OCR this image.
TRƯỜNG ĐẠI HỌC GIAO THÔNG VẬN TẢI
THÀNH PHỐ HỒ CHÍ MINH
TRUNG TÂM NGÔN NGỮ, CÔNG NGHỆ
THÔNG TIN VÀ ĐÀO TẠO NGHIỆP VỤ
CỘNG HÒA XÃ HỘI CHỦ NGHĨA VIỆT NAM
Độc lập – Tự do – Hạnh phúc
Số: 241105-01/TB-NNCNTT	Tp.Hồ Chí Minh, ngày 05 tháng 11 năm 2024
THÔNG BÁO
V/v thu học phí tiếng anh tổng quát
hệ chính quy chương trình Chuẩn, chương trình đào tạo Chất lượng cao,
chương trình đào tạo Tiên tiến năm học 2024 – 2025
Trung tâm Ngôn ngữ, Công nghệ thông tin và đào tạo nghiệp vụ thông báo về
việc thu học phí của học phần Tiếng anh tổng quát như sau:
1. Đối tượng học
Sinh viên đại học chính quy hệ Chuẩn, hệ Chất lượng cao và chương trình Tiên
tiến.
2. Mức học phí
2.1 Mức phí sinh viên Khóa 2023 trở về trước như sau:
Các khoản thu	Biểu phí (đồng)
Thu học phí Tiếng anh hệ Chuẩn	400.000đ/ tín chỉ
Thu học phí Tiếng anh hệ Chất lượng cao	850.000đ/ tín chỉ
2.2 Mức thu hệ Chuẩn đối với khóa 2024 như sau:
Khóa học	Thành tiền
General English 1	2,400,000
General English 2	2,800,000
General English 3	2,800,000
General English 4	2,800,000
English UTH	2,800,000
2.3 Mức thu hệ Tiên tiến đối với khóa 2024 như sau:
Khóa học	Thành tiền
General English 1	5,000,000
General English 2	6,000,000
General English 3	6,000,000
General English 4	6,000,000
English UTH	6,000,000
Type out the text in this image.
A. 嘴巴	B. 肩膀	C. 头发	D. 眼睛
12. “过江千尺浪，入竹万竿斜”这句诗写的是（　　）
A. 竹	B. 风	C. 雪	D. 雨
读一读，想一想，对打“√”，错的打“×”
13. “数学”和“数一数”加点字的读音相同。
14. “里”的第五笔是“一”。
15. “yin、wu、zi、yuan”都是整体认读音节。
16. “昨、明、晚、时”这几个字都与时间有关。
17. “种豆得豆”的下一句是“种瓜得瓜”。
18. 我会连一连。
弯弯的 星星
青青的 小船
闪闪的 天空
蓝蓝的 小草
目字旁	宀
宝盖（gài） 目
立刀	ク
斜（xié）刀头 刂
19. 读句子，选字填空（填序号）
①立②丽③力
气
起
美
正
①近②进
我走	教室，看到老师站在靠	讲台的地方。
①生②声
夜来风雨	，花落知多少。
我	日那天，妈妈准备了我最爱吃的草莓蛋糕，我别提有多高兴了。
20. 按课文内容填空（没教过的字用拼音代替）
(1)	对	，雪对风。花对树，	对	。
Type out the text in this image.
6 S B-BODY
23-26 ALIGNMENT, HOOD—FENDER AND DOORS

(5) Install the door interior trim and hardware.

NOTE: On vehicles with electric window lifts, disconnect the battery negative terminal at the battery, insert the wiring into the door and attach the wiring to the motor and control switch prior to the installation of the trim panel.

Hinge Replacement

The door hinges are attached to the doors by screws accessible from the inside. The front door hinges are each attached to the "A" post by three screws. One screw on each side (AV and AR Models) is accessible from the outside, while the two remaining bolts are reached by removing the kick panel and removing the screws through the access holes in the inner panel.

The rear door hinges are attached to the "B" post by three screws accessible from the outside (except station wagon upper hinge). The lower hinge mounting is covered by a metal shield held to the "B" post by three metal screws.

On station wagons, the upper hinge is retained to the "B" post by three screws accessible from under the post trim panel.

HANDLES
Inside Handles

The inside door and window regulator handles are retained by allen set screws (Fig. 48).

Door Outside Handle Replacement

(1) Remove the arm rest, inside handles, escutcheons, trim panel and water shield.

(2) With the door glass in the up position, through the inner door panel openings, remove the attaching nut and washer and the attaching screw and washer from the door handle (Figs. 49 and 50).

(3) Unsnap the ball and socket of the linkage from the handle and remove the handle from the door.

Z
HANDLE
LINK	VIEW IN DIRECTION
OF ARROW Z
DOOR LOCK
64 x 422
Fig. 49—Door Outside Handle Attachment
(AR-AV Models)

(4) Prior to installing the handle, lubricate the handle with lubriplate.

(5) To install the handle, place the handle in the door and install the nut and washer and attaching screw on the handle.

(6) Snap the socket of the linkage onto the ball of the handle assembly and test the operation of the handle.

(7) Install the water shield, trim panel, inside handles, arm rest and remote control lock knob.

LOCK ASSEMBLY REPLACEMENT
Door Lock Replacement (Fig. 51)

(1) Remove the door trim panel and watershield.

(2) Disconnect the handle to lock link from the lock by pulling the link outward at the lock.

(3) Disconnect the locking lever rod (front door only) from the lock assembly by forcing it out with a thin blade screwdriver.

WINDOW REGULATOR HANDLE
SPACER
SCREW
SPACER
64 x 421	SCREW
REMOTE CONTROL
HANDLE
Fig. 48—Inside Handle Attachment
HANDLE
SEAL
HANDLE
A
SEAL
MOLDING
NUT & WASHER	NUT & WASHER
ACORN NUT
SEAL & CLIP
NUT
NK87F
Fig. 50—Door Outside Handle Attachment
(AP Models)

----------------------------------------

Return the full listing, character for character.

OCR this image.
TRƯỜNG ĐẠI HỌC GIAO THÔNG VẬN TẢI
THÀNH PHỐ HỒ CHÍ MINH
TRUNG TÂM NGÔN NGỮ, CÔNG NGHỆ
THÔNG TIN VÀ ĐÀO TẠO NGHIỆP VỤ
CỘNG HÒA XÃ HỘI CHỦ NGHĨA VIỆT NAM
Độc lập – Tự do – Hạnh phúc
Số: 241105-01/TB-NNCNTT	Tp.Hồ Chí Minh, ngày 05 tháng 11 năm 2024
THÔNG BÁO
V/v thu học phí tiếng anh tổng quát
hệ chính quy chương trình Chuẩn, chương trình đào tạo Chất lượng cao,
chương trình đào tạo Tiên tiến năm học 2024 – 2025
Trung tâm Ngôn ngữ, Công nghệ thông tin và đào tạo nghiệp vụ thông báo về
việc thu học phí của học phần Tiếng anh tổng quát như sau:
1. Đối tượng học
Sinh viên đại học chính quy hệ Chuẩn, hệ Chất lượng cao và chương trình Tiên
tiến.
2. Mức học phí
2.1 Mức phí sinh viên Khóa 2023 trở về trước như sau:
Các khoản thu	Biểu phí (đồng)
Thu học phí Tiếng anh hệ Chuẩn	400.000đ/ tín chỉ
Thu học phí Tiếng anh hệ Chất lượng cao	850.000đ/ tín chỉ
2.2 Mức thu hệ Chuẩn đối với khóa 2024 như sau:
Khóa học	Thành tiền
General English 1	2,400,000
General English 2	2,800,000
General English 3	2,800,000
General English 4	2,800,000
English UTH	2,800,000
2.3 Mức thu hệ Tiên tiến đối với khóa 2024 như sau:
Khóa học	Thành tiền
General English 1	5,000,000
General English 2	6,000,000
General English 3	6,000,000
General English 4	6,000,000
English UTH	6,000,000
Type out the text in this image.
A. 嘴巴	B. 肩膀	C. 头发	D. 眼睛
12. “过江千尺浪，入竹万竿斜”这句诗写的是（　　）
A. 竹	B. 风	C. 雪	D. 雨
读一读，想一想，对打“√”，错的打“×”
13. “数学”和“数一数”加点字的读音相同。
14. “里”的第五笔是“一”。
15. “yin、wu、zi、yuan”都是整体认读音节。
16. “昨、明、晚、时”这几个字都与时间有关。
17. “种豆得豆”的下一句是“种瓜得瓜”。
18. 我会连一连。
弯弯的 星星
青青的 小船
闪闪的 天空
蓝蓝的 小草
目字旁	宀
宝盖（gài） 目
立刀	ク
斜（xié）刀头 刂
19. 读句子，选字填空（填序号）
①立②丽③力
气
起
美
正
①近②进
我走	教室，看到老师站在靠	讲台的地方。
①生②声
夜来风雨	，花落知多少。
我	日那天，妈妈准备了我最爱吃的草莓蛋糕，我别提有多高兴了。
20. 按课文内容填空（没教过的字用拼音代替）
(1)	对	，雪对风。花对树，	对	。
Type out the text in this image.
6 S B-BODY
23-26 ALIGNMENT, HOOD—FENDER AND DOORS

(5) Install the door interior trim and hardware.

NOTE: On vehicles with electric window lifts, disconnect the battery negative terminal at the battery, insert the wiring into the door and attach the wiring to the motor and control switch prior to the installation of the trim panel.

Hinge Replacement

The door hinges are attached to the doors by screws accessible from the inside. The front door hinges are each attached to the "A" post by three screws. One screw on each side (AV and AR Models) is accessible from the outside, while the two remaining bolts are reached by removing the kick panel and removing the screws through the access holes in the inner panel.

The rear door hinges are attached to the "B" post by three screws accessible from the outside (except station wagon upper hinge). The lower hinge mounting is covered by a metal shield held to the "B" post by three metal screws.

On station wagons, the upper hinge is retained to the "B" post by three screws accessible from under the post trim panel.

HANDLES
Inside Handles

The inside door and window regulator handles are retained by allen set screws (Fig. 48).

Door Outside Handle Replacement

(1) Remove the arm rest, inside handles, escutcheons, trim panel and water shield.

(2) With the door glass in the up position, through the inner door panel openings, remove the attaching nut and washer and the attaching screw and washer from the door handle (Figs. 49 and 50).

(3) Unsnap the ball and socket of the linkage from the handle and remove the handle from the door.

Z
HANDLE
LINK	VIEW IN DIRECTION
OF ARROW Z
DOOR LOCK
64 x 422
Fig. 49—Door Outside Handle Attachment
(AR-AV Models)

(4) Prior to installing the handle, lubricate the handle with lubriplate.

(5) To install the handle, place the handle in the door and install the nut and washer and attaching screw on the handle.

(6) Snap the socket of the linkage onto the ball of the handle assembly and test the operation of the handle.

(7) Install the water shield, trim panel, inside handles, arm rest and remote control lock knob.

LOCK ASSEMBLY REPLACEMENT
Door Lock Replacement (Fig. 51)

(1) Remove the door trim panel and watershield.

(2) Disconnect the handle to lock link from the lock by pulling the link outward at the lock.

(3) Disconnect the locking lever rod (front door only) from the lock assembly by forcing it out with a thin blade screwdriver.

WINDOW REGULATOR HANDLE
SPACER
SCREW
SPACER
64 x 421	SCREW
REMOTE CONTROL
HANDLE
Fig. 48—Inside Handle Attachment
HANDLE
SEAL
HANDLE
A
SEAL
MOLDING
NUT & WASHER	NUT & WASHER
ACORN NUT
SEAL & CLIP
NUT
NK87F
Fig. 50—Door Outside Handle Attachment
(AP Models)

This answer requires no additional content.